• Job
Print each of the entries exactly, leaving nothing out.

• Figure record extracts
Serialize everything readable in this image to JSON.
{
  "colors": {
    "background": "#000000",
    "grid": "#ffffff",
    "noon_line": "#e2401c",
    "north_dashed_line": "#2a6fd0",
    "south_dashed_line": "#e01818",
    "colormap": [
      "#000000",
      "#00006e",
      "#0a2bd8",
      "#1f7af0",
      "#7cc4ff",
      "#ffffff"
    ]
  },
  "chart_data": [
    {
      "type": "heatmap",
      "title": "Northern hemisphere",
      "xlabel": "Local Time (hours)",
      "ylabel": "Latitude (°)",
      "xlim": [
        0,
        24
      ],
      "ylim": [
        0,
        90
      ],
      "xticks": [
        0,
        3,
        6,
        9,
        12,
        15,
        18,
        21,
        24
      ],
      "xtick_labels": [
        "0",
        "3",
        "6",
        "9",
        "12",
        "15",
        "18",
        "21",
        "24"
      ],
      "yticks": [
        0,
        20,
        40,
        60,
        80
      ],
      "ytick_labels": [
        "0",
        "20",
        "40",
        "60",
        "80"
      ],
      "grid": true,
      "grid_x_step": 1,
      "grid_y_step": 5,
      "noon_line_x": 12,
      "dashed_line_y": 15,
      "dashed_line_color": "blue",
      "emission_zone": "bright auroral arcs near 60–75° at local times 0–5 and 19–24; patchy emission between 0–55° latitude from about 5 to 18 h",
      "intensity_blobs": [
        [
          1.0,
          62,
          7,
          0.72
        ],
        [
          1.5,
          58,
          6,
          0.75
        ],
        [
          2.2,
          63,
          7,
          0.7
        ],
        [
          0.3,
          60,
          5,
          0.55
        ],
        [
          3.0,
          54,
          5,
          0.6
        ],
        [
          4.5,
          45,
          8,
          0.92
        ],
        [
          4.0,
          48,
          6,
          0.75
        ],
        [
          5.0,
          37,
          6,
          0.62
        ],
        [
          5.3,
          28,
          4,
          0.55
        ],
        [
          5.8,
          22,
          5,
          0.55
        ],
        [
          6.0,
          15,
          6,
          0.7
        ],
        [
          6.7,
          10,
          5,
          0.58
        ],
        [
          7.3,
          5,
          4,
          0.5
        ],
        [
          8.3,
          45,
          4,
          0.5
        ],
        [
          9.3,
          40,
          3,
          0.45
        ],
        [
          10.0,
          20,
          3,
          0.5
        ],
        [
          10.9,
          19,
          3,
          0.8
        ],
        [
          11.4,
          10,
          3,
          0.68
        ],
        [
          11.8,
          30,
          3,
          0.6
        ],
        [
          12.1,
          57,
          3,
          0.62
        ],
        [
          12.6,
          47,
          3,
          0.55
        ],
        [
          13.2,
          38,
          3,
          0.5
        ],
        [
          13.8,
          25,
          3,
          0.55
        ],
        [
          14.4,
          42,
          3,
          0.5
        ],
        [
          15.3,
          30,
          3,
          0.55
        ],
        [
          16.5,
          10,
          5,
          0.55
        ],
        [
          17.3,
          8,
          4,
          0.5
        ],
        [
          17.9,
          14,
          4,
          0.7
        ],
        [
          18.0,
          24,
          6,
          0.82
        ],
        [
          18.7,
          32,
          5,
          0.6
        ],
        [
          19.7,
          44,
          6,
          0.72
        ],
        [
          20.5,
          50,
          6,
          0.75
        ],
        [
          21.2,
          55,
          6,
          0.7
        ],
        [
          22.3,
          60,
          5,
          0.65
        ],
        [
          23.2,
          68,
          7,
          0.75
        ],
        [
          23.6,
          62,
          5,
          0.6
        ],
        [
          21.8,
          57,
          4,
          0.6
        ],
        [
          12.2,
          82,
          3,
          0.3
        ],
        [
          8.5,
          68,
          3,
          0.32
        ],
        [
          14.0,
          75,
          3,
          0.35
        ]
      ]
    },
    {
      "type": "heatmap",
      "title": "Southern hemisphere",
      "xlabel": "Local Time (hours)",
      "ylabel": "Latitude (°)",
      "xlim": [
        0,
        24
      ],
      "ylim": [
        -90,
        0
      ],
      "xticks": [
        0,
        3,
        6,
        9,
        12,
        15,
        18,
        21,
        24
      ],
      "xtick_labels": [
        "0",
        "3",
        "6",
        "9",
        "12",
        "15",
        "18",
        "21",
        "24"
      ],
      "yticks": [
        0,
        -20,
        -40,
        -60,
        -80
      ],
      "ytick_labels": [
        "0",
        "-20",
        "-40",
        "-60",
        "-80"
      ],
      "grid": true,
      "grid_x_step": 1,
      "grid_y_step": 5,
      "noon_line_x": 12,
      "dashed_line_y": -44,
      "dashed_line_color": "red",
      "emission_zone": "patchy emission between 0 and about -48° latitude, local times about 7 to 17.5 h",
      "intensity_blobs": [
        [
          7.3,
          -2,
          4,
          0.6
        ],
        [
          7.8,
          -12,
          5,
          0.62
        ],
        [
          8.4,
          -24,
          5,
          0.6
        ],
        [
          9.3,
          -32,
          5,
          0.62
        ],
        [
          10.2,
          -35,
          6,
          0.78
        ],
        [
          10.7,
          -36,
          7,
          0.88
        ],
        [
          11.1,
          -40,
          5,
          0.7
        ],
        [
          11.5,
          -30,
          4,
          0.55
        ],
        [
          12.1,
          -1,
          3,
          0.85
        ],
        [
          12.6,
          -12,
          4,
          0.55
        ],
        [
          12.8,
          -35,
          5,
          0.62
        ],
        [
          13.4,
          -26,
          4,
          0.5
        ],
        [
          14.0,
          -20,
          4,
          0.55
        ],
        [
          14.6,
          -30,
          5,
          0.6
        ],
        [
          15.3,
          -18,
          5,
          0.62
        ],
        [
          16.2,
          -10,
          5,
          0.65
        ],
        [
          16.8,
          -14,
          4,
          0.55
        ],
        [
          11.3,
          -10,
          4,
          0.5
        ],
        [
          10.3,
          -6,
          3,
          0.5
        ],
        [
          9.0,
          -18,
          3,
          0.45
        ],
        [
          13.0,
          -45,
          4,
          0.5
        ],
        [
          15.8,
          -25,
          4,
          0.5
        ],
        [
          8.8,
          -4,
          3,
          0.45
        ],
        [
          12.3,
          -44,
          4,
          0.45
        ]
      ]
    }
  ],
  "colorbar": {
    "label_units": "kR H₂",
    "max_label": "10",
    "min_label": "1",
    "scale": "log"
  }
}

• Solved problem
Serialize everything readable in this image to JSON.
{
  "colors": {
    "background": "#000000",
    "grid": "#ffffff",
    "noon_line": "#e2401c",
    "north_dashed_line": "#2a6fd0",
    "south_dashed_line": "#e01818",
    "colormap": [
      "#000000",
      "#00006e",
      "#0a2bd8",
      "#1f7af0",
      "#7cc4ff",
      "#ffffff"
    ]
  },
  "chart_data": [
    {
      "type": "heatmap",
      "title": "Northern hemisphere",
      "xlabel": "Local Time (hours)",
      "ylabel": "Latitude (°)",
      "xlim": [
        0,
        24
      ],
      "ylim": [
        0,
        90
      ],
      "xticks": [
        0,
        3,
        6,
        9,
        12,
        15,
        18,
        21,
        24
      ],
      "xtick_labels": [
        "0",
        "3",
        "6",
        "9",
        "12",
        "15",
        "18",
        "21",
        "24"
      ],
      "yticks": [
        0,
        20,
        40,
        60,
        80
      ],
      "ytick_labels": [
        "0",
        "20",
        "40",
        "60",
        "80"
      ],
      "grid": true,
      "grid_x_step": 1,
      "grid_y_step": 5,
      "noon_line_x": 12,
      "dashed_line_y": 15,
      "dashed_line_color": "blue",
      "emission_zone": "bright auroral arcs near 60–75° at local times 0–5 and 19–24; patchy emission between 0–55° latitude from about 5 to 18 h",
      "intensity_blobs": [
        [
          1.0,
          62,
          7,
          0.72
        ],
        [
          1.5,
          58,
          6,
          0.75
        ],
        [
          2.2,
          63,
          7,
          0.7
        ],
        [
          0.3,
          60,
          5,
          0.55
        ],
        [
          3.0,
          54,
          5,
          0.6
        ],
        [
          4.5,
          45,
          8,
          0.92
        ],
        [
          4.0,
          48,
          6,
          0.75
        ],
        [
          5.0,
          37,
          6,
          0.62
        ],
        [
          5.3,
          28,
          4,
          0.55
        ],
        [
          5.8,
          22,
          5,
          0.55
        ],
        [
          6.0,
          15,
          6,
          0.7
        ],
        [
          6.7,
          10,
          5,
          0.58
        ],
        [
          7.3,
          5,
          4,
          0.5
        ],
        [
          8.3,
          45,
          4,
          0.5
        ],
        [
          9.3,
          40,
          3,
          0.45
        ],
        [
          10.0,
          20,
          3,
          0.5
        ],
        [
          10.9,
          19,
          3,
          0.8
        ],
        [
          11.4,
          10,
          3,
          0.68
        ],
        [
          11.8,
          30,
          3,
          0.6
        ],
        [
          12.1,
          57,
          3,
          0.62
        ],
        [
          12.6,
          47,
          3,
          0.55
        ],
        [
          13.2,
          38,
          3,
          0.5
        ],
        [
          13.8,
          25,
          3,
          0.55
        ],
        [
          14.4,
          42,
          3,
          0.5
        ],
        [
          15.3,
          30,
          3,
          0.55
        ],
        [
          16.5,
          10,
          5,
          0.55
        ],
        [
          17.3,
          8,
          4,
          0.5
        ],
        [
          17.9,
          14,
          4,
          0.7
        ],
        [
          18.0,
          24,
          6,
          0.82
        ],
        [
          18.7,
          32,
          5,
          0.6
        ],
        [
          19.7,
          44,
          6,
          0.72
        ],
        [
          20.5,
          50,
          6,
          0.75
        ],
        [
          21.2,
          55,
          6,
          0.7
        ],
        [
          22.3,
          60,
          5,
          0.65
        ],
        [
          23.2,
          68,
          7,
          0.75
        ],
        [
          23.6,
          62,
          5,
          0.6
        ],
        [
          21.8,
          57,
          4,
          0.6
        ],
        [
          12.2,
          82,
          3,
          0.3
        ],
        [
          8.5,
          68,
          3,
          0.32
        ],
        [
          14.0,
          75,
          3,
          0.35
        ]
      ]
    },
    {
      "type": "heatmap",
      "title": "Southern hemisphere",
      "xlabel": "Local Time (hours)",
      "ylabel": "Latitude (°)",
      "xlim": [
        0,
        24
      ],
      "ylim": [
        -90,
        0
      ],
      "xticks": [
        0,
        3,
        6,
        9,
        12,
        15,
        18,
        21,
        24
      ],
      "xtick_labels": [
        "0",
        "3",
        "6",
        "9",
        "12",
        "15",
        "18",
        "21",
        "24"
      ],
      "yticks": [
        0,
        -20,
        -40,
        -60,
        -80
      ],
      "ytick_labels": [
        "0",
        "-20",
        "-40",
        "-60",
        "-80"
      ],
      "grid": true,
      "grid_x_step": 1,
      "grid_y_step": 5,
      "noon_line_x": 12,
      "dashed_line_y": -44,
      "dashed_line_color": "red",
      "emission_zone": "patchy emission between 0 and about -48° latitude, local times about 7 to 17.5 h",
      "intensity_blobs": [
        [
          7.3,
          -2,
          4,
          0.6
        ],
        [
          7.8,
          -12,
          5,
          0.62
        ],
        [
          8.4,
          -24,
          5,
          0.6
        ],
        [
          9.3,
          -32,
          5,
          0.62
        ],
        [
          10.2,
          -35,
          6,
          0.78
        ],
        [
          10.7,
          -36,
          7,
          0.88
        ],
        [
          11.1,
          -40,
          5,
          0.7
        ],
        [
          11.5,
          -30,
          4,
          0.55
        ],
        [
          12.1,
          -1,
          3,
          0.85
        ],
        [
          12.6,
          -12,
          4,
          0.55
        ],
        [
          12.8,
          -35,
          5,
          0.62
        ],
        [
          13.4,
          -26,
          4,
          0.5
        ],
        [
          14.0,
          -20,
          4,
          0.55
        ],
        [
          14.6,
          -30,
          5,
          0.6
        ],
        [
          15.3,
          -18,
          5,
          0.62
        ],
        [
          16.2,
          -10,
          5,
          0.65
        ],
        [
          16.8,
          -14,
          4,
          0.55
        ],
        [
          11.3,
          -10,
          4,
          0.5
        ],
        [
          10.3,
          -6,
          3,
          0.5
        ],
        [
          9.0,
          -18,
          3,
          0.45
        ],
        [
          13.0,
          -45,
          4,
          0.5
        ],
        [
          15.8,
          -25,
          4,
          0.5
        ],
        [
          8.8,
          -4,
          3,
          0.45
        ],
        [
          12.3,
          -44,
          4,
          0.45
        ]
      ]
    }
  ],
  "colorbar": {
    "label_units": "kR H₂",
    "max_label": "10",
    "min_label": "1",
    "scale": "log"
  }
}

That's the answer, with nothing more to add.